◆ Exercise description
Locate the line containing "Read this page and output its text content." in the material below. Copy that line and all following lines through the end exactly, omitting any pictures.

Stored items from a collection
════════════════════

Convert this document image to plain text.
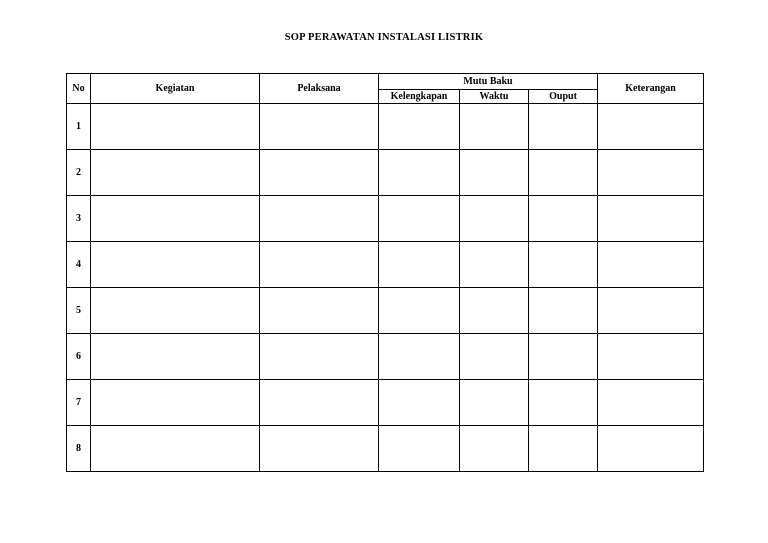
SOP PERAWATAN INSTALASI LISTRIK
No	Kegiatan	Pelaksana	Mutu Baku			Keterangan
			Kelengkapan	Waktu	Ouput	
1						
2						
3						
4						
5						
6						
7						
8						
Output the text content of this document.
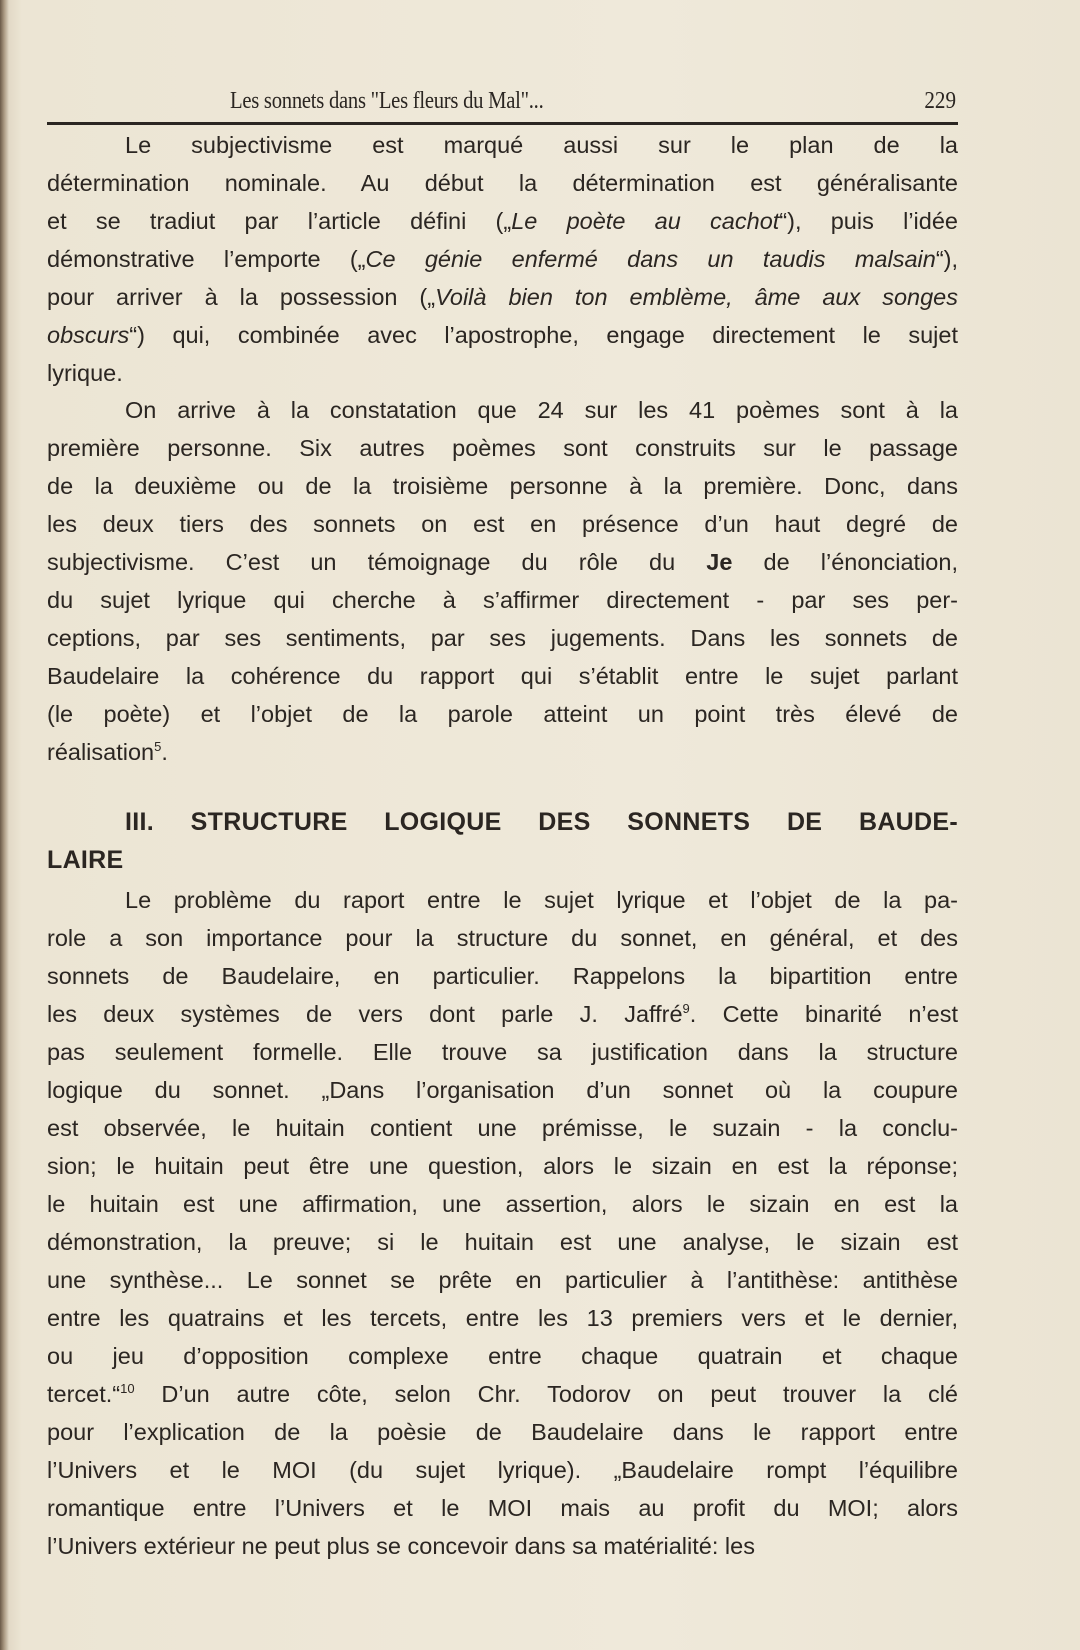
Les sonnets dans "Les fleurs du Mal"...	229
Le subjectivisme est marqué aussi sur le plan de la
détermination nominale. Au début la détermination est généralisante
et se tradiut par l’article défini („Le poète au cachot“), puis l’idée
démonstrative l’emporte („Ce génie enfermé dans un taudis malsain“),
pour arriver à la possession („Voilà bien ton emblème, âme aux songes
obscurs“) qui, combinée avec l’apostrophe, engage directement le sujet
lyrique.
On arrive à la constatation que 24 sur les 41 poèmes sont à la
première personne. Six autres poèmes sont construits sur le passage
de la deuxième ou de la troisième personne à la première. Donc, dans
les deux tiers des sonnets on est en présence d’un haut degré de
subjectivisme. C’est un témoignage du rôle du Je de l’énonciation,
du sujet lyrique qui cherche à s’affirmer directement - par ses per-
ceptions, par ses sentiments, par ses jugements. Dans les sonnets de
Baudelaire la cohérence du rapport qui s’établit entre le sujet parlant
(le poète) et l’objet de la parole atteint un point très élevé de
réalisation$^5$.
III. STRUCTURE LOGIQUE DES SONNETS DE BAUDE-
LAIRE
Le problème du raport entre le sujet lyrique et l’objet de la pa-
role a son importance pour la structure du sonnet, en général, et des
sonnets de Baudelaire, en particulier. Rappelons la bipartition entre
les deux systèmes de vers dont parle J. Jaffré$^9$. Cette binarité n’est
pas seulement formelle. Elle trouve sa justification dans la structure
logique du sonnet. „Dans l’organisation d’un sonnet où la coupure
est observée, le huitain contient une prémisse, le suzain - la conclu-
sion; le huitain peut être une question, alors le sizain en est la réponse;
le huitain est une affirmation, une assertion, alors le sizain en est la
démonstration, la preuve; si le huitain est une analyse, le sizain est
une synthèse... Le sonnet se prête en particulier à l’antithèse: antithèse
entre les quatrains et les tercets, entre les 13 premiers vers et le dernier,
ou jeu d’opposition complexe entre chaque quatrain et chaque
tercet.“$^{10}$ D’un autre côte, selon Chr. Todorov on peut trouver la clé
pour l’explication de la poèsie de Baudelaire dans le rapport entre
l’Univers et le MOI (du sujet lyrique). „Baudelaire rompt l’équilibre
romantique entre l’Univers et le MOI mais au profit du MOI; alors
l’Univers extérieur ne peut plus se concevoir dans sa matérialité: les
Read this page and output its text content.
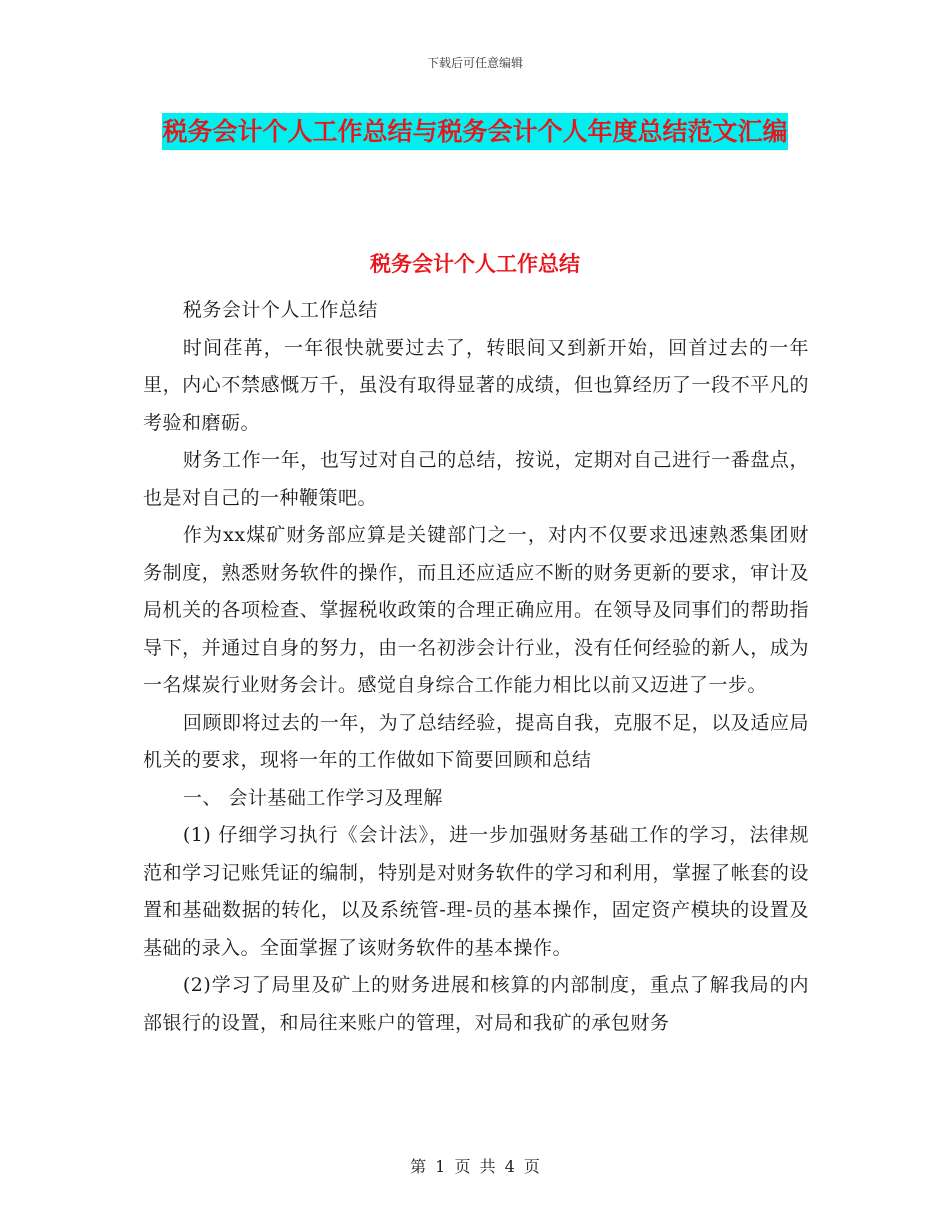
下载后可任意编辑
税务会计个人工作总结与税务会计个人年度总结范文汇编
税务会计个人工作总结

税务会计个人工作总结

时间荏苒，一年很快就要过去了，转眼间又到新开始，回首过去的一年里，内心不禁感慨万千，虽没有取得显著的成绩，但也算经历了一段不平凡的考验和磨砺。

财务工作一年，也写过对自己的总结，按说，定期对自己进行一番盘点，也是对自己的一种鞭策吧。

作为xx煤矿财务部应算是关键部门之一，对内不仅要求迅速熟悉集团财务制度，熟悉财务软件的操作，而且还应适应不断的财务更新的要求，审计及局机关的各项检查、掌握税收政策的合理正确应用。在领导及同事们的帮助指导下，并通过自身的努力，由一名初涉会计行业，没有任何经验的新人，成为一名煤炭行业财务会计。感觉自身综合工作能力相比以前又迈进了一步。

回顾即将过去的一年，为了总结经验，提高自我，克服不足，以及适应局机关的要求，现将一年的工作做如下简要回顾和总结

一、 会计基础工作学习及理解

(1) 仔细学习执行《会计法》，进一步加强财务基础工作的学习，法律规范和学习记账凭证的编制，特别是对财务软件的学习和利用，掌握了帐套的设置和基础数据的转化，以及系统管-理-员的基本操作，固定资产模块的设置及基础的录入。全面掌握了该财务软件的基本操作。

(2)学习了局里及矿上的财务进展和核算的内部制度，重点了解我局的内部银行的设置，和局往来账户的管理，对局和我矿的承包财务

第 1 页 共 4 页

════════════════════

◆ Answer to the problem
Read this page and output its text content.
下载后可任意编辑
税务会计个人工作总结与税务会计个人年度总结范文汇编
税务会计个人工作总结

税务会计个人工作总结

时间荏苒，一年很快就要过去了，转眼间又到新开始，回首过去的一年里，内心不禁感慨万千，虽没有取得显著的成绩，但也算经历了一段不平凡的考验和磨砺。

财务工作一年，也写过对自己的总结，按说，定期对自己进行一番盘点，也是对自己的一种鞭策吧。

作为xx煤矿财务部应算是关键部门之一，对内不仅要求迅速熟悉集团财务制度，熟悉财务软件的操作，而且还应适应不断的财务更新的要求，审计及局机关的各项检查、掌握税收政策的合理正确应用。在领导及同事们的帮助指导下，并通过自身的努力，由一名初涉会计行业，没有任何经验的新人，成为一名煤炭行业财务会计。感觉自身综合工作能力相比以前又迈进了一步。

回顾即将过去的一年，为了总结经验，提高自我，克服不足，以及适应局机关的要求，现将一年的工作做如下简要回顾和总结

一、 会计基础工作学习及理解

(1) 仔细学习执行《会计法》，进一步加强财务基础工作的学习，法律规范和学习记账凭证的编制，特别是对财务软件的学习和利用，掌握了帐套的设置和基础数据的转化，以及系统管-理-员的基本操作，固定资产模块的设置及基础的录入。全面掌握了该财务软件的基本操作。

(2)学习了局里及矿上的财务进展和核算的内部制度，重点了解我局的内部银行的设置，和局往来账户的管理，对局和我矿的承包财务

第 1 页 共 4 页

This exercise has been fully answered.